Exactly reproduce each entry, leaving out nothing.

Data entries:
━━━━━━━━━━━━━━━━━━━━━━━━━━━━━━

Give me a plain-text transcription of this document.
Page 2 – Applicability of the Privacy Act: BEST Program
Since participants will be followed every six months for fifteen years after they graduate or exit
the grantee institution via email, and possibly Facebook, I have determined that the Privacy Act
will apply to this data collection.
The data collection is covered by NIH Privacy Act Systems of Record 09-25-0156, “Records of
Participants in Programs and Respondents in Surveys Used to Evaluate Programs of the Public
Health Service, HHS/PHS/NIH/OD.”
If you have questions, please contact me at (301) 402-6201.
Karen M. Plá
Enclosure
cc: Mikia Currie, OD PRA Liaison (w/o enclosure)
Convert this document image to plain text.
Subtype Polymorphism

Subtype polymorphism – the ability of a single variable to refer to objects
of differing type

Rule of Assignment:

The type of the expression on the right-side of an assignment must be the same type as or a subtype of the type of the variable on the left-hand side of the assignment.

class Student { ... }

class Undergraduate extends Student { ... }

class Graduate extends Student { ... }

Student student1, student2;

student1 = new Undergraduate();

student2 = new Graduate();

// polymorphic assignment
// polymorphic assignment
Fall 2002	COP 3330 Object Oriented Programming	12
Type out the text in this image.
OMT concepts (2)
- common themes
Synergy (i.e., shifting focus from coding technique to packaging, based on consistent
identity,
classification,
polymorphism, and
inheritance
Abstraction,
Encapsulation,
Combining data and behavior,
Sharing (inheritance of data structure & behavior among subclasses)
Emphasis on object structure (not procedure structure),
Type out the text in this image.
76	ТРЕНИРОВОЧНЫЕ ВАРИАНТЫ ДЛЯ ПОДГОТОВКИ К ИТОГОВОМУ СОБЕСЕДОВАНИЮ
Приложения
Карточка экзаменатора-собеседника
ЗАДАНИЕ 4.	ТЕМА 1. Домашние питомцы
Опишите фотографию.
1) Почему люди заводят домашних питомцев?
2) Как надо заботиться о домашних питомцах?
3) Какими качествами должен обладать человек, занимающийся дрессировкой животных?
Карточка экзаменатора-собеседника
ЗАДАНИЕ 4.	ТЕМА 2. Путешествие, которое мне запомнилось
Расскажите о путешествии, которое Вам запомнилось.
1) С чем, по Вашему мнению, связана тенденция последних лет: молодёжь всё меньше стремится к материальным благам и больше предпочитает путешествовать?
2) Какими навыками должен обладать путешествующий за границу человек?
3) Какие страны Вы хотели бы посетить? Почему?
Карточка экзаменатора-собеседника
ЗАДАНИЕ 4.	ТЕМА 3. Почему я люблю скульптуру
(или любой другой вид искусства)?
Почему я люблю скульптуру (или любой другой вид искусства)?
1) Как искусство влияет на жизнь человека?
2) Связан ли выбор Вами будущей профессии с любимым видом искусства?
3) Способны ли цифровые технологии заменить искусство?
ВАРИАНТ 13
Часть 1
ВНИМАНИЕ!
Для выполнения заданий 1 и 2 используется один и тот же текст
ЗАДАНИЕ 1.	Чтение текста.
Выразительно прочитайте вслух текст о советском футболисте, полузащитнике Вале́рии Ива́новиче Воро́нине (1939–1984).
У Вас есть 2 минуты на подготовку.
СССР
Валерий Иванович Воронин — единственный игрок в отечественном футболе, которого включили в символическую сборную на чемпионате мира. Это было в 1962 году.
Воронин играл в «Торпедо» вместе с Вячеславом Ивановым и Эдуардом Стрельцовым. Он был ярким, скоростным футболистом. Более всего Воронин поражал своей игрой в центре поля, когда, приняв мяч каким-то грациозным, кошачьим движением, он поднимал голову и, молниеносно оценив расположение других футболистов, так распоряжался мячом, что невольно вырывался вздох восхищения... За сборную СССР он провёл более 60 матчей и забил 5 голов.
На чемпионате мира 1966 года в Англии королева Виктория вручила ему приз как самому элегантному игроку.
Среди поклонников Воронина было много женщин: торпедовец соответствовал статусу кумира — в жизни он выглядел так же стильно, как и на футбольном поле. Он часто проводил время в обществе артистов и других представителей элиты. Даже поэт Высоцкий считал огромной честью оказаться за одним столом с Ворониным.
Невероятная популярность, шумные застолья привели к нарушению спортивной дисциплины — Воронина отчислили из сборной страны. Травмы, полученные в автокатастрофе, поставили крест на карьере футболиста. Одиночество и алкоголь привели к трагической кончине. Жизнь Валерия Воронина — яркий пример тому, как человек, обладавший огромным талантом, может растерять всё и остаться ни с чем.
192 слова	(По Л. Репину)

━━━━━━━━━━━━━━━━━━━━━━━━━━━━━━

Answer to the problem:
Give me a plain-text transcription of this document.
Page 2 – Applicability of the Privacy Act: BEST Program
Since participants will be followed every six months for fifteen years after they graduate or exit
the grantee institution via email, and possibly Facebook, I have determined that the Privacy Act
will apply to this data collection.
The data collection is covered by NIH Privacy Act Systems of Record 09-25-0156, “Records of
Participants in Programs and Respondents in Surveys Used to Evaluate Programs of the Public
Health Service, HHS/PHS/NIH/OD.”
If you have questions, please contact me at (301) 402-6201.
Karen M. Plá
Enclosure
cc: Mikia Currie, OD PRA Liaison (w/o enclosure)
Convert this document image to plain text.
Subtype Polymorphism

Subtype polymorphism – the ability of a single variable to refer to objects
of differing type

Rule of Assignment:

The type of the expression on the right-side of an assignment must be the same type as or a subtype of the type of the variable on the left-hand side of the assignment.

class Student { ... }

class Undergraduate extends Student { ... }

class Graduate extends Student { ... }

Student student1, student2;

student1 = new Undergraduate();

student2 = new Graduate();

// polymorphic assignment
// polymorphic assignment
Fall 2002	COP 3330 Object Oriented Programming	12
Type out the text in this image.
OMT concepts (2)
- common themes
Synergy (i.e., shifting focus from coding technique to packaging, based on consistent
identity,
classification,
polymorphism, and
inheritance
Abstraction,
Encapsulation,
Combining data and behavior,
Sharing (inheritance of data structure & behavior among subclasses)
Emphasis on object structure (not procedure structure),
Type out the text in this image.
76	ТРЕНИРОВОЧНЫЕ ВАРИАНТЫ ДЛЯ ПОДГОТОВКИ К ИТОГОВОМУ СОБЕСЕДОВАНИЮ
Приложения
Карточка экзаменатора-собеседника
ЗАДАНИЕ 4.	ТЕМА 1. Домашние питомцы
Опишите фотографию.
1) Почему люди заводят домашних питомцев?
2) Как надо заботиться о домашних питомцах?
3) Какими качествами должен обладать человек, занимающийся дрессировкой животных?
Карточка экзаменатора-собеседника
ЗАДАНИЕ 4.	ТЕМА 2. Путешествие, которое мне запомнилось
Расскажите о путешествии, которое Вам запомнилось.
1) С чем, по Вашему мнению, связана тенденция последних лет: молодёжь всё меньше стремится к материальным благам и больше предпочитает путешествовать?
2) Какими навыками должен обладать путешествующий за границу человек?
3) Какие страны Вы хотели бы посетить? Почему?
Карточка экзаменатора-собеседника
ЗАДАНИЕ 4.	ТЕМА 3. Почему я люблю скульптуру
(или любой другой вид искусства)?
Почему я люблю скульптуру (или любой другой вид искусства)?
1) Как искусство влияет на жизнь человека?
2) Связан ли выбор Вами будущей профессии с любимым видом искусства?
3) Способны ли цифровые технологии заменить искусство?
ВАРИАНТ 13
Часть 1
ВНИМАНИЕ!
Для выполнения заданий 1 и 2 используется один и тот же текст
ЗАДАНИЕ 1.	Чтение текста.
Выразительно прочитайте вслух текст о советском футболисте, полузащитнике Вале́рии Ива́новиче Воро́нине (1939–1984).
У Вас есть 2 минуты на подготовку.
СССР
Валерий Иванович Воронин — единственный игрок в отечественном футболе, которого включили в символическую сборную на чемпионате мира. Это было в 1962 году.
Воронин играл в «Торпедо» вместе с Вячеславом Ивановым и Эдуардом Стрельцовым. Он был ярким, скоростным футболистом. Более всего Воронин поражал своей игрой в центре поля, когда, приняв мяч каким-то грациозным, кошачьим движением, он поднимал голову и, молниеносно оценив расположение других футболистов, так распоряжался мячом, что невольно вырывался вздох восхищения... За сборную СССР он провёл более 60 матчей и забил 5 голов.
На чемпионате мира 1966 года в Англии королева Виктория вручила ему приз как самому элегантному игроку.
Среди поклонников Воронина было много женщин: торпедовец соответствовал статусу кумира — в жизни он выглядел так же стильно, как и на футбольном поле. Он часто проводил время в обществе артистов и других представителей элиты. Даже поэт Высоцкий считал огромной честью оказаться за одним столом с Ворониным.
Невероятная популярность, шумные застолья привели к нарушению спортивной дисциплины — Воронина отчислили из сборной страны. Травмы, полученные в автокатастрофе, поставили крест на карьере футболиста. Одиночество и алкоголь привели к трагической кончине. Жизнь Валерия Воронина — яркий пример тому, как человек, обладавший огромным талантом, может растерять всё и остаться ни с чем.
192 слова	(По Л. Репину)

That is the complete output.